» **To be done**
Copy nothing but the lines from the one containing "Output the text content of this document." through the last line of the records, repeated exactly and without pictures.
══════
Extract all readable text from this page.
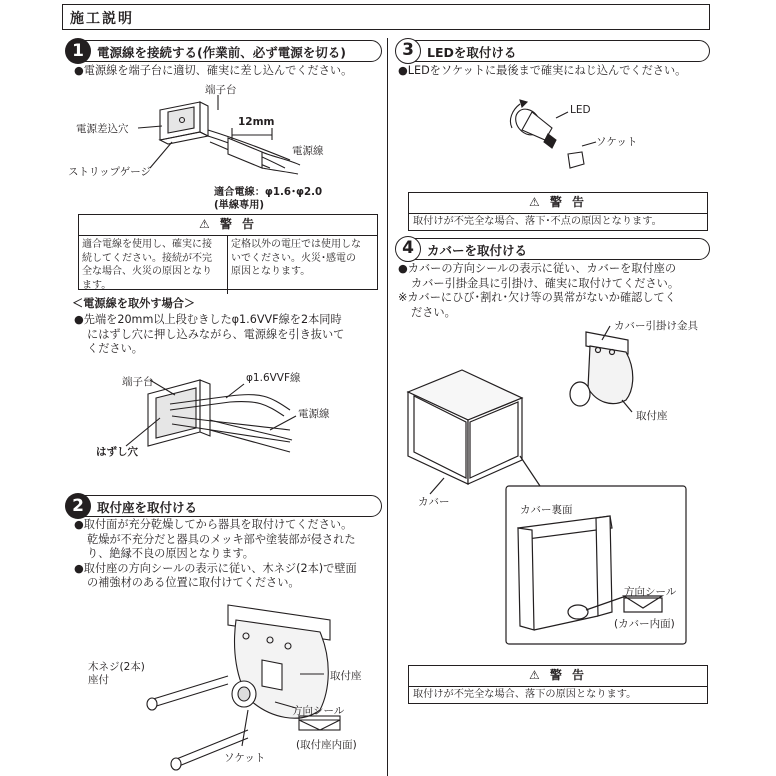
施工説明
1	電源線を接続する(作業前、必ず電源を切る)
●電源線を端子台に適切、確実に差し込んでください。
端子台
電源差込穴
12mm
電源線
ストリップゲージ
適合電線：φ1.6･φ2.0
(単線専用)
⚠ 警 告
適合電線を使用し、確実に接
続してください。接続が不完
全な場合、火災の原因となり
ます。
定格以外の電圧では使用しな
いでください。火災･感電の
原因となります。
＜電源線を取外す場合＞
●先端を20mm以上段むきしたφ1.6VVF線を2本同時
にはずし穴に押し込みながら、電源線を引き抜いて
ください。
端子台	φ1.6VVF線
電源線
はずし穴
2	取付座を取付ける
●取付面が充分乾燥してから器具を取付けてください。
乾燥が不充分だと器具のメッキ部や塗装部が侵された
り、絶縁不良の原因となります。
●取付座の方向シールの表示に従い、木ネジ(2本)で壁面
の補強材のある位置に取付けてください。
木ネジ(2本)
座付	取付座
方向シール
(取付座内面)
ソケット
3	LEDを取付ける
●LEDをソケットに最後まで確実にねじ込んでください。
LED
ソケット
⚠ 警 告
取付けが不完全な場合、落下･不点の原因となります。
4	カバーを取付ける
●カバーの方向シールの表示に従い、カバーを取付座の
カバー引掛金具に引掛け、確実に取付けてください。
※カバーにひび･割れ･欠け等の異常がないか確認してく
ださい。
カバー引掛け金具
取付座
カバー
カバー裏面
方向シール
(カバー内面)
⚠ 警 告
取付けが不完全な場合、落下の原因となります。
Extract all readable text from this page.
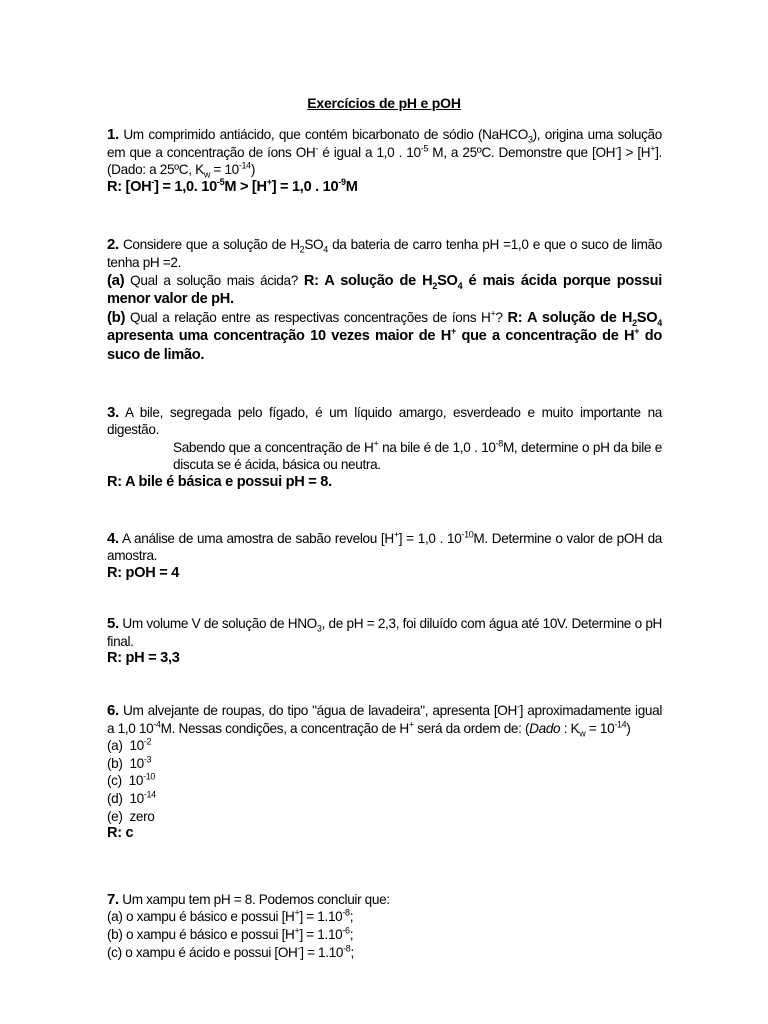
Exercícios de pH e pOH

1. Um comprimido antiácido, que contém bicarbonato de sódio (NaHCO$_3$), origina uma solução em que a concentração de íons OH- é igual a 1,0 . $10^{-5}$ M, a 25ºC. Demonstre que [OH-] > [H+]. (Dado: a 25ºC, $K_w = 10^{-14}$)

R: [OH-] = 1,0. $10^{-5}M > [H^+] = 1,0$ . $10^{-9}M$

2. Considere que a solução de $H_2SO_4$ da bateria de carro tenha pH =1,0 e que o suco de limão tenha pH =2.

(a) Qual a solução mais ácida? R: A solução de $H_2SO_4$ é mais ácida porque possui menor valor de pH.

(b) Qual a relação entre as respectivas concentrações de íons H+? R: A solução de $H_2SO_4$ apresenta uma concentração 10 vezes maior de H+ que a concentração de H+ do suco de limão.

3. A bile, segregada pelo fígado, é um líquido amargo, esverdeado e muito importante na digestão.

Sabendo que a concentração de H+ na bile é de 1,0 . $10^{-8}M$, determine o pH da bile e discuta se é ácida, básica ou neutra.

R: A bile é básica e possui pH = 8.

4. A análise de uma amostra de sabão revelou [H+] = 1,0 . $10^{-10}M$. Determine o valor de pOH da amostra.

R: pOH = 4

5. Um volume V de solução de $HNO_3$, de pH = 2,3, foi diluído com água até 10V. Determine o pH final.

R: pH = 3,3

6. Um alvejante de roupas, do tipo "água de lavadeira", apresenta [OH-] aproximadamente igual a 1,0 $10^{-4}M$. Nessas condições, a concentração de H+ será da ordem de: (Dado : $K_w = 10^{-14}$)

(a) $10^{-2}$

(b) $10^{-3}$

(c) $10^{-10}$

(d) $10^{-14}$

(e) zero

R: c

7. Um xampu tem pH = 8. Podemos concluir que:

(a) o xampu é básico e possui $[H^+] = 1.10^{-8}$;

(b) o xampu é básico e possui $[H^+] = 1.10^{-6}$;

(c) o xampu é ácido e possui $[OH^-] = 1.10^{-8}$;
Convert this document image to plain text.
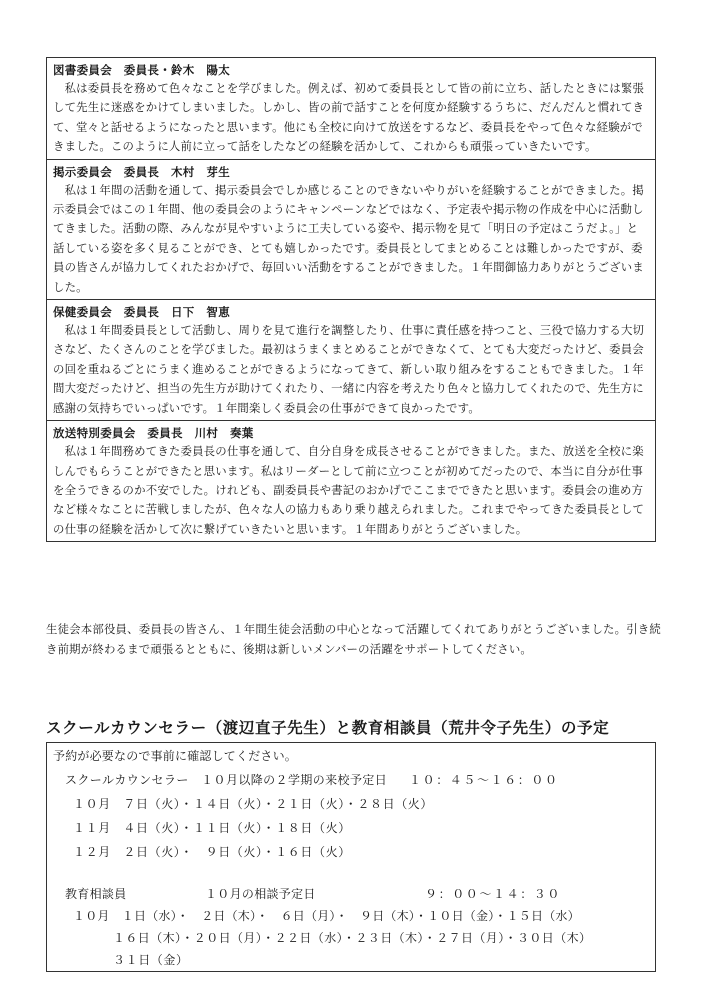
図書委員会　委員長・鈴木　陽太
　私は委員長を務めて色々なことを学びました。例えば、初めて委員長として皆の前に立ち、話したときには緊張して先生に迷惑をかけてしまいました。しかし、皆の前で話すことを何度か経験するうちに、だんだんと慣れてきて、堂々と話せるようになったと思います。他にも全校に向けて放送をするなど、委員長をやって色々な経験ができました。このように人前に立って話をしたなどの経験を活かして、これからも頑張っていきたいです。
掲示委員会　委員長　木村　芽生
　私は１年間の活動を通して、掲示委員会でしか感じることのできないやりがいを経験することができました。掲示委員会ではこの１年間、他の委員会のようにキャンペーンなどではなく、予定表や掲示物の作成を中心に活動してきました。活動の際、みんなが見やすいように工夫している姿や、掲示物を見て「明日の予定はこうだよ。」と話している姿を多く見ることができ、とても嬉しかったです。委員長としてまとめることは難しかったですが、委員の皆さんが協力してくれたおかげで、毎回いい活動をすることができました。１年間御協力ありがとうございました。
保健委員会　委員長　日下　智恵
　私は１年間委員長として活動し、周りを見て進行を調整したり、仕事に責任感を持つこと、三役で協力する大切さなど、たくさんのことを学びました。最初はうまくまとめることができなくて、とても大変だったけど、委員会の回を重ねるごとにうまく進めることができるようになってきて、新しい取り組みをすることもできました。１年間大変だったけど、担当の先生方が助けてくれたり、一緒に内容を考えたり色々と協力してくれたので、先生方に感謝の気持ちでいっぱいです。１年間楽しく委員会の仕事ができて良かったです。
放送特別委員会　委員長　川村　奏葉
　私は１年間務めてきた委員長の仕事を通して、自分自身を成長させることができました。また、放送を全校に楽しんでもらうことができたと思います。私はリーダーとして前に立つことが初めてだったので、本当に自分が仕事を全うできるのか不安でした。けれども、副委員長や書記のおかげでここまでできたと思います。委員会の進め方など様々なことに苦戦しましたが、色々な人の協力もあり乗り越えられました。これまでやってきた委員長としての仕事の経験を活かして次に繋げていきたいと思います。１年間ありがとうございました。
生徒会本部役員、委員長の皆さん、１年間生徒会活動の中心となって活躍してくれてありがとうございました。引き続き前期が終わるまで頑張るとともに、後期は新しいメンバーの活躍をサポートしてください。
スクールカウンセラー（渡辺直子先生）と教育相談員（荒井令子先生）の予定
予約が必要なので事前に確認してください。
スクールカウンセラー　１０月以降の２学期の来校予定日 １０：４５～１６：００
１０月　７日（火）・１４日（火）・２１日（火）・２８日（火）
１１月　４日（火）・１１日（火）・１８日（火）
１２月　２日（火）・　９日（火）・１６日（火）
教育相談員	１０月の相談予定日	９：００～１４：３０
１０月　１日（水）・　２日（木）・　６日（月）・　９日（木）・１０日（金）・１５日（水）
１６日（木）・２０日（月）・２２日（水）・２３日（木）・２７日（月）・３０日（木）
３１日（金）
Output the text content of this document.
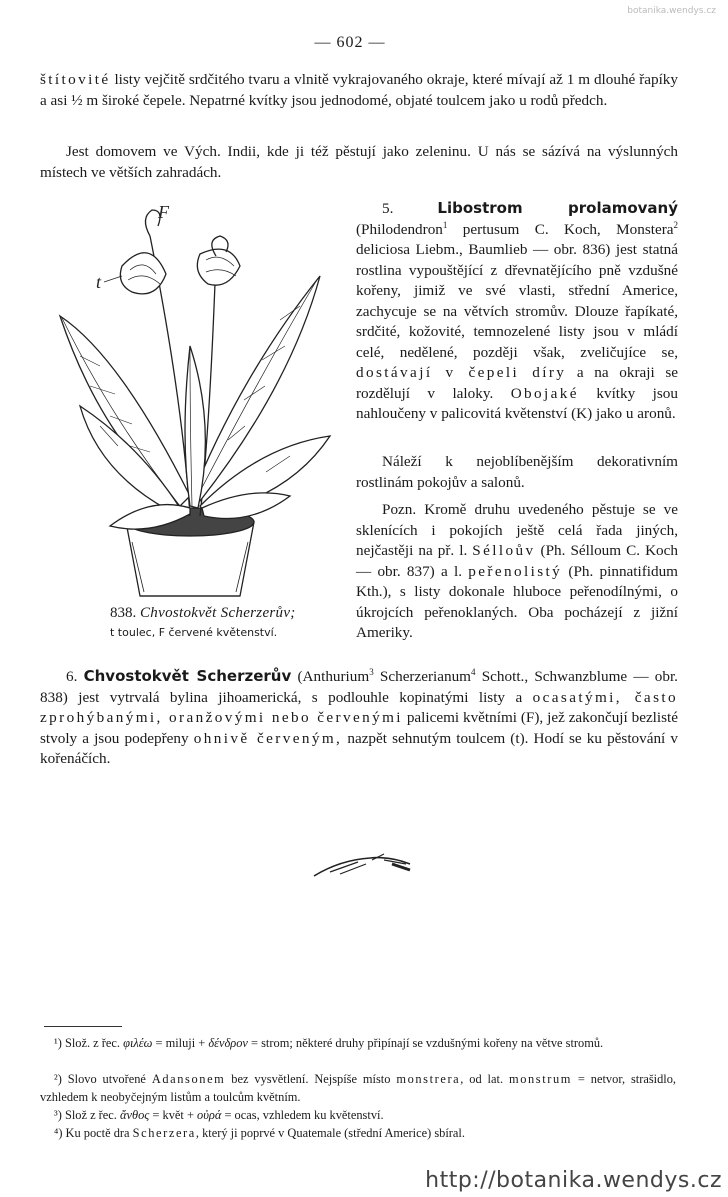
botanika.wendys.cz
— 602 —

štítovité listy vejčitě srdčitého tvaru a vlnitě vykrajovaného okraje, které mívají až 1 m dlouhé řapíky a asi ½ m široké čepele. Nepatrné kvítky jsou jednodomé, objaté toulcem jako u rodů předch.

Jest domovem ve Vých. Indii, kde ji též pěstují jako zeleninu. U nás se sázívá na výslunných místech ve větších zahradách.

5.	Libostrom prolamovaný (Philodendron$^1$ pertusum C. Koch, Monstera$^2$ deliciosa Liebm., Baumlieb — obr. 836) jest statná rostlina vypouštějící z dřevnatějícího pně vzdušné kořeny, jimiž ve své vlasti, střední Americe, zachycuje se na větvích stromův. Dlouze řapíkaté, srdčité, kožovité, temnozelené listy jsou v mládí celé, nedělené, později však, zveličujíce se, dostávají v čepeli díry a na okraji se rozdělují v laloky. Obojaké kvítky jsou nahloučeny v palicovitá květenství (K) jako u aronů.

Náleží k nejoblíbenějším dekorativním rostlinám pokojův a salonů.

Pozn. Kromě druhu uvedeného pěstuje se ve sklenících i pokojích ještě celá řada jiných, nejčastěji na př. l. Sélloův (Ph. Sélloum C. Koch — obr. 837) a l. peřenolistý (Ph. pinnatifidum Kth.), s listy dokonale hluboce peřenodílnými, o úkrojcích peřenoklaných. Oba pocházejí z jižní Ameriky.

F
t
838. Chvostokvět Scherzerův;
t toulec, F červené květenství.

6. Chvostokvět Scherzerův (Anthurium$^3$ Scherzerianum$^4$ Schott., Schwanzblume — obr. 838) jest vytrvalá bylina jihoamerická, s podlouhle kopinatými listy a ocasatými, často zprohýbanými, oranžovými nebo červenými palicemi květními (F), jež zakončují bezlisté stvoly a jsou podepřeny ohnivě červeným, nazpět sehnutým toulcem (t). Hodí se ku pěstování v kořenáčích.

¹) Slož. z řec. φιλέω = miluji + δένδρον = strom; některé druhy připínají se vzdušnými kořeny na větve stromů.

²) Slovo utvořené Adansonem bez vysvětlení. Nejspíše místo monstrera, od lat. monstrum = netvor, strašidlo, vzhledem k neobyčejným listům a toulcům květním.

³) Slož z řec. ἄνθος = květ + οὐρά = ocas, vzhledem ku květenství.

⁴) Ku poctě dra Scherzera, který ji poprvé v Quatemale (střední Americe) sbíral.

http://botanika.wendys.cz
══════
» **The reply**
Output the text content of this document.
botanika.wendys.cz
— 602 —

štítovité listy vejčitě srdčitého tvaru a vlnitě vykrajovaného okraje, které mívají až 1 m dlouhé řapíky a asi ½ m široké čepele. Nepatrné kvítky jsou jednodomé, objaté toulcem jako u rodů předch.

Jest domovem ve Vých. Indii, kde ji též pěstují jako zeleninu. U nás se sázívá na výslunných místech ve větších zahradách.

5.	Libostrom prolamovaný (Philodendron$^1$ pertusum C. Koch, Monstera$^2$ deliciosa Liebm., Baumlieb — obr. 836) jest statná rostlina vypouštějící z dřevnatějícího pně vzdušné kořeny, jimiž ve své vlasti, střední Americe, zachycuje se na větvích stromův. Dlouze řapíkaté, srdčité, kožovité, temnozelené listy jsou v mládí celé, nedělené, později však, zveličujíce se, dostávají v čepeli díry a na okraji se rozdělují v laloky. Obojaké kvítky jsou nahloučeny v palicovitá květenství (K) jako u aronů.

Náleží k nejoblíbenějším dekorativním rostlinám pokojův a salonů.

Pozn. Kromě druhu uvedeného pěstuje se ve sklenících i pokojích ještě celá řada jiných, nejčastěji na př. l. Sélloův (Ph. Sélloum C. Koch — obr. 837) a l. peřenolistý (Ph. pinnatifidum Kth.), s listy dokonale hluboce peřenodílnými, o úkrojcích peřenoklaných. Oba pocházejí z jižní Ameriky.

F
t
838. Chvostokvět Scherzerův;
t toulec, F červené květenství.

6. Chvostokvět Scherzerův (Anthurium$^3$ Scherzerianum$^4$ Schott., Schwanzblume — obr. 838) jest vytrvalá bylina jihoamerická, s podlouhle kopinatými listy a ocasatými, často zprohýbanými, oranžovými nebo červenými palicemi květními (F), jež zakončují bezlisté stvoly a jsou podepřeny ohnivě červeným, nazpět sehnutým toulcem (t). Hodí se ku pěstování v kořenáčích.

¹) Slož. z řec. φιλέω = miluji + δένδρον = strom; některé druhy připínají se vzdušnými kořeny na větve stromů.

²) Slovo utvořené Adansonem bez vysvětlení. Nejspíše místo monstrera, od lat. monstrum = netvor, strašidlo, vzhledem k neobyčejným listům a toulcům květním.

³) Slož z řec. ἄνθος = květ + οὐρά = ocas, vzhledem ku květenství.

⁴) Ku poctě dra Scherzera, který ji poprvé v Quatemale (střední Americe) sbíral.

http://botanika.wendys.cz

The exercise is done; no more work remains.